Reproduce each of the following entries verbatim, line for line.

━━━━━ Materials provided

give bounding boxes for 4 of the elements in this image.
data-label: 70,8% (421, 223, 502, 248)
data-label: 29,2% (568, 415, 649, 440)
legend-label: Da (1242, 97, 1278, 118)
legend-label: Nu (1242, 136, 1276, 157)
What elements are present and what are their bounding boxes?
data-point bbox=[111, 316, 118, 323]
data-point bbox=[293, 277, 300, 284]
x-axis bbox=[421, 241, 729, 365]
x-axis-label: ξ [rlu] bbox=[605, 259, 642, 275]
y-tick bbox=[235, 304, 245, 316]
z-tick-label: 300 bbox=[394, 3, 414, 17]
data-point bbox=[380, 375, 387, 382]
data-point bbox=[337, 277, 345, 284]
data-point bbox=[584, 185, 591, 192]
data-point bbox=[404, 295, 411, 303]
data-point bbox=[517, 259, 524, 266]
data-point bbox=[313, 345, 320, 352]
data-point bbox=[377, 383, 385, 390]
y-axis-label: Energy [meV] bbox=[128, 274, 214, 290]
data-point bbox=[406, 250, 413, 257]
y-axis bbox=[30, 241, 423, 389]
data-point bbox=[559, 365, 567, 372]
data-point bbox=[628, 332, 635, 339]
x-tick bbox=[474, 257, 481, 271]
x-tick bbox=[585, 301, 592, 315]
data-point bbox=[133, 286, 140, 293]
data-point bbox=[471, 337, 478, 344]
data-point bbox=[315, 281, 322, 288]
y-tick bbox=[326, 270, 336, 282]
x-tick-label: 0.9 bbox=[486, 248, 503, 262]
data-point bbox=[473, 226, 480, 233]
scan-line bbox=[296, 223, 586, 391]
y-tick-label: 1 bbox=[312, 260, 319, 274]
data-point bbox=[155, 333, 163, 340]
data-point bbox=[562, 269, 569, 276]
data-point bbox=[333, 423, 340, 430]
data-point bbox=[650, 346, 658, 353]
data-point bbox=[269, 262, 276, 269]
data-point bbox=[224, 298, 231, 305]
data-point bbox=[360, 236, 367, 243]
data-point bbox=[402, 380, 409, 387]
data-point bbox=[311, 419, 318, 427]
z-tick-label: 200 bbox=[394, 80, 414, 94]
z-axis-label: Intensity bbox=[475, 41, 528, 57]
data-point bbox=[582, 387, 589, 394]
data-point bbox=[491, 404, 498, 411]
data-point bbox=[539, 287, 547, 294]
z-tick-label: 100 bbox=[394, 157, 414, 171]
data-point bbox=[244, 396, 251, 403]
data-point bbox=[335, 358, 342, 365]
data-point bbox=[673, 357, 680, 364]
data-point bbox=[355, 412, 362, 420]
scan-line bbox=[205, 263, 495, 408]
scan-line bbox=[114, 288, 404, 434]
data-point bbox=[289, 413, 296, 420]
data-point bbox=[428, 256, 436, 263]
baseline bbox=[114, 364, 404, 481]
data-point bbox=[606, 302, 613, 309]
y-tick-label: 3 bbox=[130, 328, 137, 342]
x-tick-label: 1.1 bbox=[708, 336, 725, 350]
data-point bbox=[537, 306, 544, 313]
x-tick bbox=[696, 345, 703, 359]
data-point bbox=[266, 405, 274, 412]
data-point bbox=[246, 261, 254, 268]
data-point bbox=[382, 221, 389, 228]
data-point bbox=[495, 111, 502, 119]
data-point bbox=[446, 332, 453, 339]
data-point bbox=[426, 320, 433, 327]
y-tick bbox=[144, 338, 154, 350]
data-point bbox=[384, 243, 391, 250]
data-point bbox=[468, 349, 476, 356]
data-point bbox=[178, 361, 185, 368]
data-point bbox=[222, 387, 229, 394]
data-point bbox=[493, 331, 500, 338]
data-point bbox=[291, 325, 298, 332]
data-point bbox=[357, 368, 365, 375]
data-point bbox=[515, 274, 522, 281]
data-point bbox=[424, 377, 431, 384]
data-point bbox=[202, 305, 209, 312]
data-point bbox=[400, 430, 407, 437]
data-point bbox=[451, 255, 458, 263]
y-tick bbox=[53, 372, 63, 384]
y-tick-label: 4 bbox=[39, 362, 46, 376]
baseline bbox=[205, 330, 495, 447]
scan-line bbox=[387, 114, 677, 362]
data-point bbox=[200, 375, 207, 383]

━━━━━━━━━━

Response to the exercise:
give bounding boxes for 4 of the elements in this image.
data-label: 70,8% (421, 223, 502, 248)
data-label: 29,2% (568, 415, 649, 440)
legend-label: Da (1242, 97, 1278, 118)
legend-label: Nu (1242, 136, 1276, 157)
What elements are present and what are their bounding boxes?
data-point bbox=[111, 316, 118, 323]
data-point bbox=[293, 277, 300, 284]
x-axis bbox=[421, 241, 729, 365]
x-axis-label: ξ [rlu] bbox=[605, 259, 642, 275]
y-tick bbox=[235, 304, 245, 316]
z-tick-label: 300 bbox=[394, 3, 414, 17]
data-point bbox=[380, 375, 387, 382]
data-point bbox=[337, 277, 345, 284]
data-point bbox=[584, 185, 591, 192]
data-point bbox=[404, 295, 411, 303]
data-point bbox=[517, 259, 524, 266]
data-point bbox=[313, 345, 320, 352]
data-point bbox=[377, 383, 385, 390]
y-axis-label: Energy [meV] bbox=[128, 274, 214, 290]
data-point bbox=[406, 250, 413, 257]
y-axis bbox=[30, 241, 423, 389]
data-point bbox=[559, 365, 567, 372]
data-point bbox=[628, 332, 635, 339]
x-tick bbox=[474, 257, 481, 271]
x-tick bbox=[585, 301, 592, 315]
data-point bbox=[133, 286, 140, 293]
data-point bbox=[471, 337, 478, 344]
data-point bbox=[315, 281, 322, 288]
y-tick bbox=[326, 270, 336, 282]
x-tick-label: 0.9 bbox=[486, 248, 503, 262]
data-point bbox=[473, 226, 480, 233]
scan-line bbox=[296, 223, 586, 391]
y-tick-label: 1 bbox=[312, 260, 319, 274]
data-point bbox=[155, 333, 163, 340]
data-point bbox=[562, 269, 569, 276]
data-point bbox=[333, 423, 340, 430]
data-point bbox=[650, 346, 658, 353]
data-point bbox=[269, 262, 276, 269]
data-point bbox=[224, 298, 231, 305]
data-point bbox=[360, 236, 367, 243]
data-point bbox=[402, 380, 409, 387]
data-point bbox=[311, 419, 318, 427]
z-tick-label: 200 bbox=[394, 80, 414, 94]
z-axis-label: Intensity bbox=[475, 41, 528, 57]
data-point bbox=[582, 387, 589, 394]
data-point bbox=[491, 404, 498, 411]
data-point bbox=[539, 287, 547, 294]
z-tick-label: 100 bbox=[394, 157, 414, 171]
data-point bbox=[244, 396, 251, 403]
data-point bbox=[335, 358, 342, 365]
data-point bbox=[673, 357, 680, 364]
data-point bbox=[355, 412, 362, 420]
scan-line bbox=[205, 263, 495, 408]
scan-line bbox=[114, 288, 404, 434]
data-point bbox=[289, 413, 296, 420]
data-point bbox=[428, 256, 436, 263]
baseline bbox=[114, 364, 404, 481]
data-point bbox=[606, 302, 613, 309]
y-tick-label: 3 bbox=[130, 328, 137, 342]
x-tick-label: 1.1 bbox=[708, 336, 725, 350]
data-point bbox=[537, 306, 544, 313]
x-tick bbox=[696, 345, 703, 359]
data-point bbox=[266, 405, 274, 412]
data-point bbox=[246, 261, 254, 268]
data-point bbox=[382, 221, 389, 228]
data-point bbox=[495, 111, 502, 119]
data-point bbox=[446, 332, 453, 339]
data-point bbox=[426, 320, 433, 327]
y-tick bbox=[144, 338, 154, 350]
data-point bbox=[384, 243, 391, 250]
data-point bbox=[468, 349, 476, 356]
data-point bbox=[178, 361, 185, 368]
data-point bbox=[222, 387, 229, 394]
data-point bbox=[493, 331, 500, 338]
data-point bbox=[291, 325, 298, 332]
data-point bbox=[357, 368, 365, 375]
data-point bbox=[515, 274, 522, 281]
data-point bbox=[424, 377, 431, 384]
data-point bbox=[202, 305, 209, 312]
data-point bbox=[400, 430, 407, 437]
data-point bbox=[451, 255, 458, 263]
y-tick bbox=[53, 372, 63, 384]
y-tick-label: 4 bbox=[39, 362, 46, 376]
baseline bbox=[205, 330, 495, 447]
scan-line bbox=[387, 114, 677, 362]
data-point bbox=[200, 375, 207, 383]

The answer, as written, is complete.